Objective:
The data below should be printed in full, exactly, and without any of its images.

Figure contents as structured data:
╔══

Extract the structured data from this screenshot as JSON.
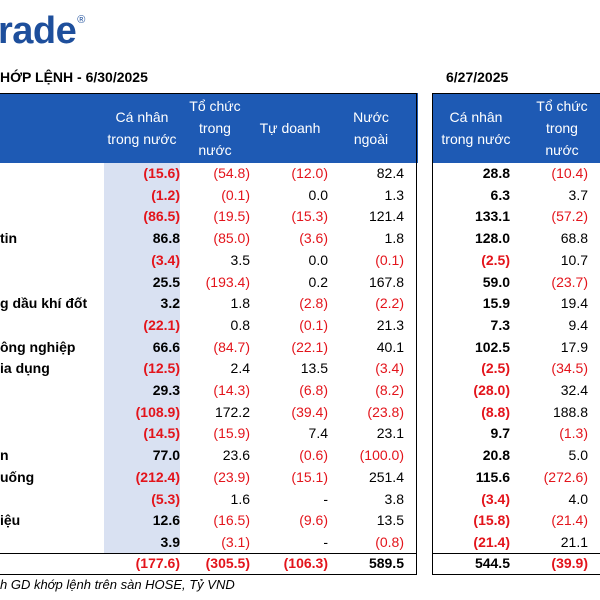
{
  "logo": {
    "text": "rade",
    "mark": "®"
  },
  "title_left": "HỚP LỆNH - 6/30/2025",
  "title_right": "6/27/2025",
  "headers_left": [
    {
      "label": "Cá nhân trong nước"
    },
    {
      "label": "Tổ chức trong nước"
    },
    {
      "label": "Tự doanh"
    },
    {
      "label": "Nước ngoài"
    }
  ],
  "headers_right": [
    {
      "label": "Cá nhân trong nước"
    },
    {
      "label": "Tổ chức trong nước"
    }
  ],
  "rows": [
    {
      "label": "",
      "v": [
        "(15.6)",
        "(54.8)",
        "(12.0)",
        "82.4",
        "28.8",
        "(10.4)"
      ]
    },
    {
      "label": "",
      "v": [
        "(1.2)",
        "(0.1)",
        "0.0",
        "1.3",
        "6.3",
        "3.7"
      ]
    },
    {
      "label": "",
      "v": [
        "(86.5)",
        "(19.5)",
        "(15.3)",
        "121.4",
        "133.1",
        "(57.2)"
      ]
    },
    {
      "label": "tin",
      "v": [
        "86.8",
        "(85.0)",
        "(3.6)",
        "1.8",
        "128.0",
        "68.8"
      ]
    },
    {
      "label": "",
      "v": [
        "(3.4)",
        "3.5",
        "0.0",
        "(0.1)",
        "(2.5)",
        "10.7"
      ]
    },
    {
      "label": "",
      "v": [
        "25.5",
        "(193.4)",
        "0.2",
        "167.8",
        "59.0",
        "(23.7)"
      ]
    },
    {
      "label": "g dầu khí đốt",
      "v": [
        "3.2",
        "1.8",
        "(2.8)",
        "(2.2)",
        "15.9",
        "19.4"
      ]
    },
    {
      "label": "",
      "v": [
        "(22.1)",
        "0.8",
        "(0.1)",
        "21.3",
        "7.3",
        "9.4"
      ]
    },
    {
      "label": "ông nghiệp",
      "v": [
        "66.6",
        "(84.7)",
        "(22.1)",
        "40.1",
        "102.5",
        "17.9"
      ]
    },
    {
      "label": "ia dụng",
      "v": [
        "(12.5)",
        "2.4",
        "13.5",
        "(3.4)",
        "(2.5)",
        "(34.5)"
      ]
    },
    {
      "label": "",
      "v": [
        "29.3",
        "(14.3)",
        "(6.8)",
        "(8.2)",
        "(28.0)",
        "32.4"
      ]
    },
    {
      "label": "",
      "v": [
        "(108.9)",
        "172.2",
        "(39.4)",
        "(23.8)",
        "(8.8)",
        "188.8"
      ]
    },
    {
      "label": "",
      "v": [
        "(14.5)",
        "(15.9)",
        "7.4",
        "23.1",
        "9.7",
        "(1.3)"
      ]
    },
    {
      "label": "n",
      "v": [
        "77.0",
        "23.6",
        "(0.6)",
        "(100.0)",
        "20.8",
        "5.0"
      ]
    },
    {
      "label": "uống",
      "v": [
        "(212.4)",
        "(23.9)",
        "(15.1)",
        "251.4",
        "115.6",
        "(272.6)"
      ]
    },
    {
      "label": "",
      "v": [
        "(5.3)",
        "1.6",
        "-",
        "3.8",
        "(3.4)",
        "4.0"
      ]
    },
    {
      "label": "iệu",
      "v": [
        "12.6",
        "(16.5)",
        "(9.6)",
        "13.5",
        "(15.8)",
        "(21.4)"
      ]
    },
    {
      "label": "",
      "v": [
        "3.9",
        "(3.1)",
        "-",
        "(0.8)",
        "(21.4)",
        "21.1"
      ]
    }
  ],
  "total": {
    "v": [
      "(177.6)",
      "(305.5)",
      "(106.3)",
      "589.5",
      "544.5",
      "(39.9)"
    ]
  },
  "footnote": "h GD khớp lệnh trên sàn HOSE, Tỷ VND",
  "colors": {
    "header_bg": "#1e5ab4",
    "negative": "#e3141b",
    "logo": "#1e4f9c",
    "shade": "#d9e1f2"
  }
}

╚══

The reply:
Extract the structured data from this screenshot as JSON.
{
  "logo": {
    "text": "rade",
    "mark": "®"
  },
  "title_left": "HỚP LỆNH - 6/30/2025",
  "title_right": "6/27/2025",
  "headers_left": [
    {
      "label": "Cá nhân trong nước"
    },
    {
      "label": "Tổ chức trong nước"
    },
    {
      "label": "Tự doanh"
    },
    {
      "label": "Nước ngoài"
    }
  ],
  "headers_right": [
    {
      "label": "Cá nhân trong nước"
    },
    {
      "label": "Tổ chức trong nước"
    }
  ],
  "rows": [
    {
      "label": "",
      "v": [
        "(15.6)",
        "(54.8)",
        "(12.0)",
        "82.4",
        "28.8",
        "(10.4)"
      ]
    },
    {
      "label": "",
      "v": [
        "(1.2)",
        "(0.1)",
        "0.0",
        "1.3",
        "6.3",
        "3.7"
      ]
    },
    {
      "label": "",
      "v": [
        "(86.5)",
        "(19.5)",
        "(15.3)",
        "121.4",
        "133.1",
        "(57.2)"
      ]
    },
    {
      "label": "tin",
      "v": [
        "86.8",
        "(85.0)",
        "(3.6)",
        "1.8",
        "128.0",
        "68.8"
      ]
    },
    {
      "label": "",
      "v": [
        "(3.4)",
        "3.5",
        "0.0",
        "(0.1)",
        "(2.5)",
        "10.7"
      ]
    },
    {
      "label": "",
      "v": [
        "25.5",
        "(193.4)",
        "0.2",
        "167.8",
        "59.0",
        "(23.7)"
      ]
    },
    {
      "label": "g dầu khí đốt",
      "v": [
        "3.2",
        "1.8",
        "(2.8)",
        "(2.2)",
        "15.9",
        "19.4"
      ]
    },
    {
      "label": "",
      "v": [
        "(22.1)",
        "0.8",
        "(0.1)",
        "21.3",
        "7.3",
        "9.4"
      ]
    },
    {
      "label": "ông nghiệp",
      "v": [
        "66.6",
        "(84.7)",
        "(22.1)",
        "40.1",
        "102.5",
        "17.9"
      ]
    },
    {
      "label": "ia dụng",
      "v": [
        "(12.5)",
        "2.4",
        "13.5",
        "(3.4)",
        "(2.5)",
        "(34.5)"
      ]
    },
    {
      "label": "",
      "v": [
        "29.3",
        "(14.3)",
        "(6.8)",
        "(8.2)",
        "(28.0)",
        "32.4"
      ]
    },
    {
      "label": "",
      "v": [
        "(108.9)",
        "172.2",
        "(39.4)",
        "(23.8)",
        "(8.8)",
        "188.8"
      ]
    },
    {
      "label": "",
      "v": [
        "(14.5)",
        "(15.9)",
        "7.4",
        "23.1",
        "9.7",
        "(1.3)"
      ]
    },
    {
      "label": "n",
      "v": [
        "77.0",
        "23.6",
        "(0.6)",
        "(100.0)",
        "20.8",
        "5.0"
      ]
    },
    {
      "label": "uống",
      "v": [
        "(212.4)",
        "(23.9)",
        "(15.1)",
        "251.4",
        "115.6",
        "(272.6)"
      ]
    },
    {
      "label": "",
      "v": [
        "(5.3)",
        "1.6",
        "-",
        "3.8",
        "(3.4)",
        "4.0"
      ]
    },
    {
      "label": "iệu",
      "v": [
        "12.6",
        "(16.5)",
        "(9.6)",
        "13.5",
        "(15.8)",
        "(21.4)"
      ]
    },
    {
      "label": "",
      "v": [
        "3.9",
        "(3.1)",
        "-",
        "(0.8)",
        "(21.4)",
        "21.1"
      ]
    }
  ],
  "total": {
    "v": [
      "(177.6)",
      "(305.5)",
      "(106.3)",
      "589.5",
      "544.5",
      "(39.9)"
    ]
  },
  "footnote": "h GD khớp lệnh trên sàn HOSE, Tỷ VND",
  "colors": {
    "header_bg": "#1e5ab4",
    "negative": "#e3141b",
    "logo": "#1e4f9c",
    "shade": "#d9e1f2"
  }
}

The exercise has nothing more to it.